- GOAL:
Gather all lines in the data that hold the string "ведения".
§
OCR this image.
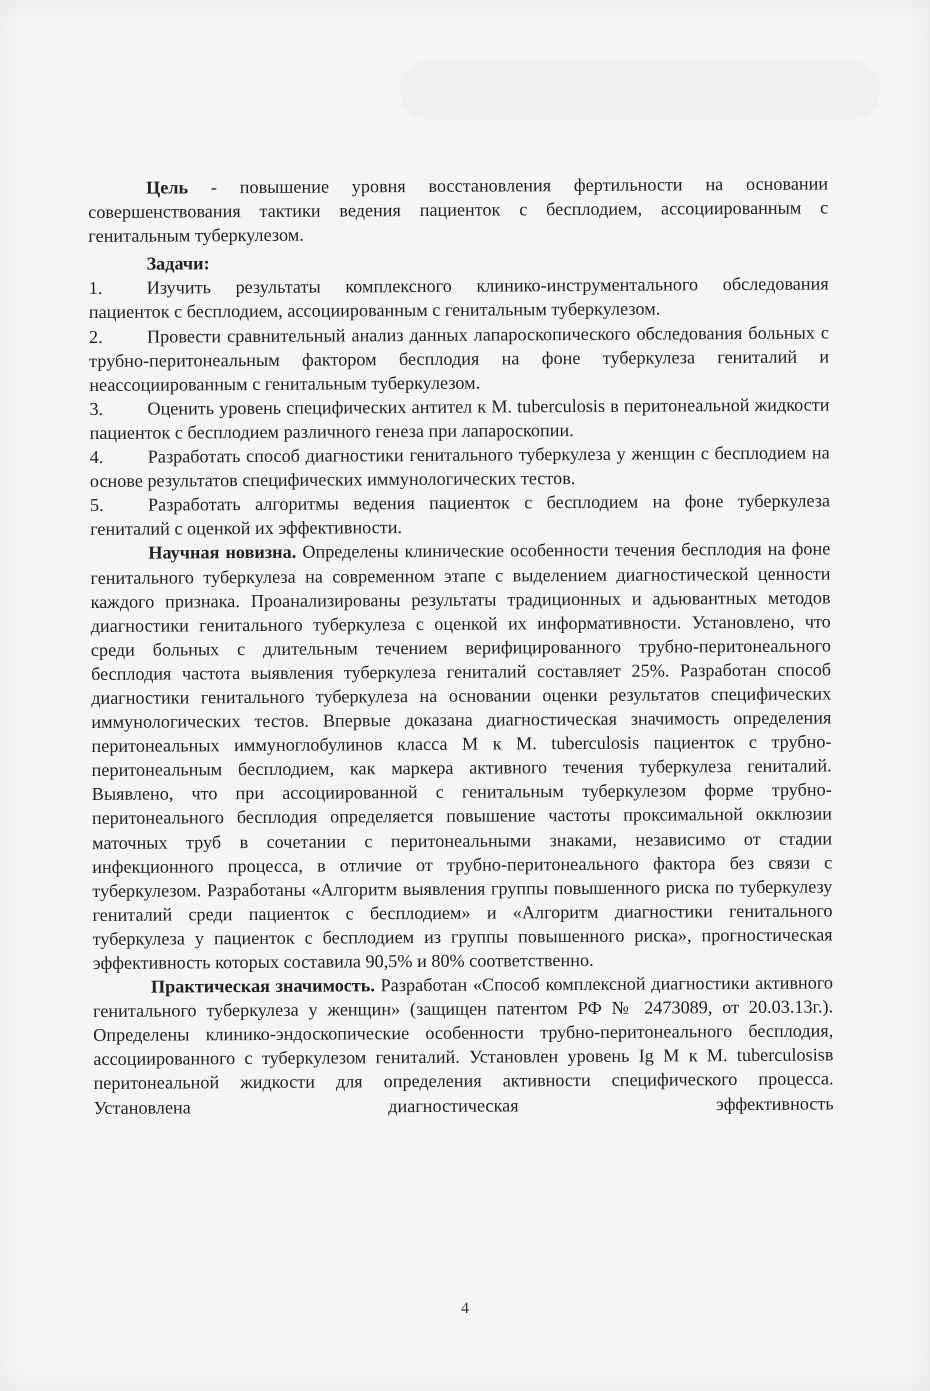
Цель - повышение уровня восстановления фертильности на основании совершенствования тактики ведения пациенток с бесплодием, ассоциированным с генитальным туберкулезом.

Задачи:

1. Изучить результаты комплексного клинико-инструментального обследования пациенток с бесплодием, ассоциированным с генитальным туберкулезом.

2. Провести сравнительный анализ данных лапароскопического обследования больных с трубно-перитонеальным фактором бесплодия на фоне туберкулеза гениталий и неассоциированным с генитальным туберкулезом.

3. Оценить уровень специфических антител к M. tuberculosis в перитонеальной жидкости пациенток с бесплодием различного генеза при лапароскопии.

4. Разработать способ диагностики генитального туберкулеза у женщин с бесплодием на основе результатов специфических иммунологических тестов.

5. Разработать алгоритмы ведения пациенток с бесплодием на фоне туберкулеза гениталий с оценкой их эффективности.

Научная новизна. Определены клинические особенности течения бесплодия на фоне генитального туберкулеза на современном этапе с выделением диагностической ценности каждого признака. Проанализированы результаты традиционных и адьювантных методов диагностики генитального туберкулеза с оценкой их информативности. Установлено, что среди больных с длительным течением верифицированного трубно-перитонеального бесплодия частота выявления туберкулеза гениталий составляет 25%. Разработан способ диагностики генитального туберкулеза на основании оценки результатов специфических иммунологических тестов. Впервые доказана диагностическая значимость определения перитонеальных иммуноглобулинов класса M к M. tuberculosis пациенток с трубно-перитонеальным бесплодием, как маркера активного течения туберкулеза гениталий. Выявлено, что при ассоциированной с генитальным туберкулезом форме трубно-перитонеального бесплодия определяется повышение частоты проксимальной окклюзии маточных труб в сочетании с перитонеальными знаками, независимо от стадии инфекционного процесса, в отличие от трубно-перитонеального фактора без связи с туберкулезом. Разработаны «Алгоритм выявления группы повышенного риска по туберкулезу гениталий среди пациенток с бесплодием» и «Алгоритм диагностики генитального туберкулеза у пациенток с бесплодием из группы повышенного риска», прогностическая эффективность которых составила 90,5% и 80% соответственно.

Практическая значимость. Разработан «Способ комплексной диагностики активного генитального туберкулеза у женщин» (защищен патентом РФ № 2473089, от 20.03.13г.). Определены клинико-эндоскопические особенности трубно-перитонеального бесплодия, ассоциированного с туберкулезом гениталий. Установлен уровень Ig M к M. tuberculosisв перитонеальной жидкости для определения активности специфического процесса. Установлена диагностическая эффективность

4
§
- WORKED ANSWER:
Цель - повышение уровня восстановления фертильности на основании совершенствования тактики ведения пациенток с бесплодием, ассоциированным с генитальным туберкулезом.
5. Разработать алгоритмы ведения пациенток с бесплодием на фоне туберкулеза гениталий с оценкой их эффективности.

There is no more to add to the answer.